● **OBJECTIVE**
Which lines in the records below contain the word "this"? Copy each of them.

══════════════════════════════

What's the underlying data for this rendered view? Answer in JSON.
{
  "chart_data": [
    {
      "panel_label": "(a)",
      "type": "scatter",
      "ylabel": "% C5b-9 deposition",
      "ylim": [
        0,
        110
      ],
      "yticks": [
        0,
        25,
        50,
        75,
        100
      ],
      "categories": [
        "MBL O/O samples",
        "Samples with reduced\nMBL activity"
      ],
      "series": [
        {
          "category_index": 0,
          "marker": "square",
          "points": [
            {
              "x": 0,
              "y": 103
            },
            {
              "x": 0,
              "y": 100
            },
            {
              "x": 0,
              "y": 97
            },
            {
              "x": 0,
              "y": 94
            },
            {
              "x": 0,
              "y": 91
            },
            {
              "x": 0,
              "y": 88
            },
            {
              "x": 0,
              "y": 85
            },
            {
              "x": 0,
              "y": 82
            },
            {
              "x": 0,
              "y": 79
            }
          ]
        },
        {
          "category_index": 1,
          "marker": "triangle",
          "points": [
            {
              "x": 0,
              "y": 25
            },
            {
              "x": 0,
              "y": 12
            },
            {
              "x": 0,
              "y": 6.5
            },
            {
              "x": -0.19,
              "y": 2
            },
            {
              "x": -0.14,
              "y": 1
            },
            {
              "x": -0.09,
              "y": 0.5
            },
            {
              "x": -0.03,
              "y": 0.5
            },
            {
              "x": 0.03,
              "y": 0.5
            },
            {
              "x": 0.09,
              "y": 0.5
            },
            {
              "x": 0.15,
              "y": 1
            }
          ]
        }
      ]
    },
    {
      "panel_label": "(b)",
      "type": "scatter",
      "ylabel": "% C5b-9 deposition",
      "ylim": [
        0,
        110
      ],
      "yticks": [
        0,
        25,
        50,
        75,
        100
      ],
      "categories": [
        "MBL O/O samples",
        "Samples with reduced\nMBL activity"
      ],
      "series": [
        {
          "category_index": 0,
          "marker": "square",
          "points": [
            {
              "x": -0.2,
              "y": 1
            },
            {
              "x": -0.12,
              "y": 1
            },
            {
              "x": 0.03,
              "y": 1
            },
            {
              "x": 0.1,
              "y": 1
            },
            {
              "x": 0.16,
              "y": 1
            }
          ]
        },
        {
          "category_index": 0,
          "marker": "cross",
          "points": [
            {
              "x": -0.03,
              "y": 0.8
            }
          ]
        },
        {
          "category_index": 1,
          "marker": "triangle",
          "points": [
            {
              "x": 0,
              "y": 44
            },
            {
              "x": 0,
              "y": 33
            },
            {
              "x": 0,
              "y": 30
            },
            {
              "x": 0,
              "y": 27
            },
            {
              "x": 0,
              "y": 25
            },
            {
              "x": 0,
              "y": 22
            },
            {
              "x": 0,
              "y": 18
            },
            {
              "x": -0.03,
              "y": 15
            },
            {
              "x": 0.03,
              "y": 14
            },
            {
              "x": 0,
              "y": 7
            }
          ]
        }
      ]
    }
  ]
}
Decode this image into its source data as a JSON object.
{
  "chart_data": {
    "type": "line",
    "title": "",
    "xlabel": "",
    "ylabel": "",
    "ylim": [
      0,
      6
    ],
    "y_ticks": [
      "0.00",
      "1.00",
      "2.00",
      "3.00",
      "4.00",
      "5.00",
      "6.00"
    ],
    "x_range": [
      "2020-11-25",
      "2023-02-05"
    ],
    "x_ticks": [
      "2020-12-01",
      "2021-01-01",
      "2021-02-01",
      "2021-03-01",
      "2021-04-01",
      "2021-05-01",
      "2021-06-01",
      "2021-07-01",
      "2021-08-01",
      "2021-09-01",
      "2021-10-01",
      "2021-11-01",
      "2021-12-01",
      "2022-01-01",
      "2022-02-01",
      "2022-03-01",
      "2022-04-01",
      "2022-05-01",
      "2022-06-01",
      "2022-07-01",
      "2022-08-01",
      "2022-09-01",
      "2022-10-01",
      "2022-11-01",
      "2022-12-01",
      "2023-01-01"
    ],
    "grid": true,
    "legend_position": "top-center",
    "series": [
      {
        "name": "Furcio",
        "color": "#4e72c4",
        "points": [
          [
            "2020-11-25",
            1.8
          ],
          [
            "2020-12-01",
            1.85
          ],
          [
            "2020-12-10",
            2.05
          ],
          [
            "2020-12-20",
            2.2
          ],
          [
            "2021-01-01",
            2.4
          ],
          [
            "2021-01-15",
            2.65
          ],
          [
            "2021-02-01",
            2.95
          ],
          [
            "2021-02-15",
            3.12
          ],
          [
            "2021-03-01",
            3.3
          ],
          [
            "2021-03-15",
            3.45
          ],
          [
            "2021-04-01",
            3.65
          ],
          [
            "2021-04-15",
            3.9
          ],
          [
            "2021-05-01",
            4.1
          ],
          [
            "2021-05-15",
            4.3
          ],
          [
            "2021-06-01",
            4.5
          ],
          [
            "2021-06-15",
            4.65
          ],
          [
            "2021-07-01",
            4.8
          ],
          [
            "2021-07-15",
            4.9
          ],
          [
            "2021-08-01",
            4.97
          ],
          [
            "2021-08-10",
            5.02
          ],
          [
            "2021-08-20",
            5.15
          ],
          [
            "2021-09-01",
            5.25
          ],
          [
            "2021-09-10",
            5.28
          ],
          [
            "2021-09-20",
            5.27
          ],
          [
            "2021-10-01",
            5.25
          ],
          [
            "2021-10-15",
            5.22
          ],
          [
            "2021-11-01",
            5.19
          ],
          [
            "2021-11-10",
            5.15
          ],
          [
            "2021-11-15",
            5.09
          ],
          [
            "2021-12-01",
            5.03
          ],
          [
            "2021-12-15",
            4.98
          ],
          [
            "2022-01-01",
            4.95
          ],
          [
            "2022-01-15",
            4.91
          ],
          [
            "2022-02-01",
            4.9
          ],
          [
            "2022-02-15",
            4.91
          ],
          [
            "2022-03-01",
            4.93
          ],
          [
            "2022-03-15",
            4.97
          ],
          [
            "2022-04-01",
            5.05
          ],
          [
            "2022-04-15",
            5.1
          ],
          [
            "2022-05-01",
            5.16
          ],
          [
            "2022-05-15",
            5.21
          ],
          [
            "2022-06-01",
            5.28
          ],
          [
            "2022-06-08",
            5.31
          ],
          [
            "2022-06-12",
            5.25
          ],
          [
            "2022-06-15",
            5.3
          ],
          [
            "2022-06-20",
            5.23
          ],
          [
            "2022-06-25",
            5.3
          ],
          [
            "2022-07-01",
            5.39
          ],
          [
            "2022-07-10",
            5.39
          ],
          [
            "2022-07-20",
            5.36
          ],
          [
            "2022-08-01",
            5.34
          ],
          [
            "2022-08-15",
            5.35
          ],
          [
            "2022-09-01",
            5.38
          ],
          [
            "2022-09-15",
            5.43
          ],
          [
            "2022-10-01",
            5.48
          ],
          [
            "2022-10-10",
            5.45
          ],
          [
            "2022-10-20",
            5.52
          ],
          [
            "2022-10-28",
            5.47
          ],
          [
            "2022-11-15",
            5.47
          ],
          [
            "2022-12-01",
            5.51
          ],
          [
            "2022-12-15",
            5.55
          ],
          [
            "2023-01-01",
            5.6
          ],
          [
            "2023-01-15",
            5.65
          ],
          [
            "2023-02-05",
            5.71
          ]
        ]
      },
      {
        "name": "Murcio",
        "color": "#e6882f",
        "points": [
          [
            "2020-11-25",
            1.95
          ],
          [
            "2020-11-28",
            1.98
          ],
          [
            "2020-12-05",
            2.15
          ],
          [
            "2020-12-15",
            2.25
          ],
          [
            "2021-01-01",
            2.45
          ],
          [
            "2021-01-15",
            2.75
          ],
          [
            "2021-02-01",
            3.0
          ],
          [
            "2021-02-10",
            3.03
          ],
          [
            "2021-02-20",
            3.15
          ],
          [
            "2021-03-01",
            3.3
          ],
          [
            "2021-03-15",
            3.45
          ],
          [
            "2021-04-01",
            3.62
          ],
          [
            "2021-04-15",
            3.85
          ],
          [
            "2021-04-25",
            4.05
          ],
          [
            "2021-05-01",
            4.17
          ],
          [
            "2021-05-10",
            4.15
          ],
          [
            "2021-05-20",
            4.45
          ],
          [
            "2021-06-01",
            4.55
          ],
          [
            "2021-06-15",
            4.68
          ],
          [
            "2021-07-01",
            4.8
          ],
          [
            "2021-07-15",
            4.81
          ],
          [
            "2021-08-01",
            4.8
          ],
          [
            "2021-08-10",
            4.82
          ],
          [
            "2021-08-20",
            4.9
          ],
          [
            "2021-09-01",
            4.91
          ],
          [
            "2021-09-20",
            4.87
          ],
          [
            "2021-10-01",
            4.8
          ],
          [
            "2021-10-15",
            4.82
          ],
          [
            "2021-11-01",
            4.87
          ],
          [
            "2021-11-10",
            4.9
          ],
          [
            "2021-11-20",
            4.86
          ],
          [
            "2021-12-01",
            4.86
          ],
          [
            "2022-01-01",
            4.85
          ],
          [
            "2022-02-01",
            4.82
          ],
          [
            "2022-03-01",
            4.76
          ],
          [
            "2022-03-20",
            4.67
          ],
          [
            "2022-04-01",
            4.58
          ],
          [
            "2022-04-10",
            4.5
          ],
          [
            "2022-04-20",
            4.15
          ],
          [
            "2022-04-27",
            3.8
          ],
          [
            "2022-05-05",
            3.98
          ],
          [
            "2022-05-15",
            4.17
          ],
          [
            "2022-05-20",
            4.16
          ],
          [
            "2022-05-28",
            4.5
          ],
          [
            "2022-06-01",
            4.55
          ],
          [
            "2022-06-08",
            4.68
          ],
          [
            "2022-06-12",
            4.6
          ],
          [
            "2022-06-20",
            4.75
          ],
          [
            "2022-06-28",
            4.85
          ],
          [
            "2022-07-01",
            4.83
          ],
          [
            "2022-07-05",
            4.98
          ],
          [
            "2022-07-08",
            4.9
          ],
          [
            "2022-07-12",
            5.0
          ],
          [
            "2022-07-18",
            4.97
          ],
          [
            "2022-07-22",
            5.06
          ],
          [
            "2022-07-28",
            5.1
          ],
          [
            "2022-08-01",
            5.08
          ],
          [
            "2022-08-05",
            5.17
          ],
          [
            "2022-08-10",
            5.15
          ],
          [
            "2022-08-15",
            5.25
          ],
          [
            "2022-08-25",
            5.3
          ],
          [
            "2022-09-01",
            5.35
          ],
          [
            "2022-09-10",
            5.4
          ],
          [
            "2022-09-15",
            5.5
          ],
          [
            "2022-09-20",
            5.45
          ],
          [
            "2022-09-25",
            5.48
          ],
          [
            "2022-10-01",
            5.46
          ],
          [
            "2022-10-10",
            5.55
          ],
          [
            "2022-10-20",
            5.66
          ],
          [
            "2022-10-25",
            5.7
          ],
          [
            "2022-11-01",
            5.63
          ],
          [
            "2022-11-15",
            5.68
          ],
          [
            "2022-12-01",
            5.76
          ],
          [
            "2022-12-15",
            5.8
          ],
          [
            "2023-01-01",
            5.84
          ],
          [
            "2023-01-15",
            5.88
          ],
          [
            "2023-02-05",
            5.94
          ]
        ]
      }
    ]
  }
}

══════════════════════════════

● **RESULT OF THE TASK**
What's the underlying data for this rendered view? Answer in JSON.
Decode this image into its source data as a JSON object.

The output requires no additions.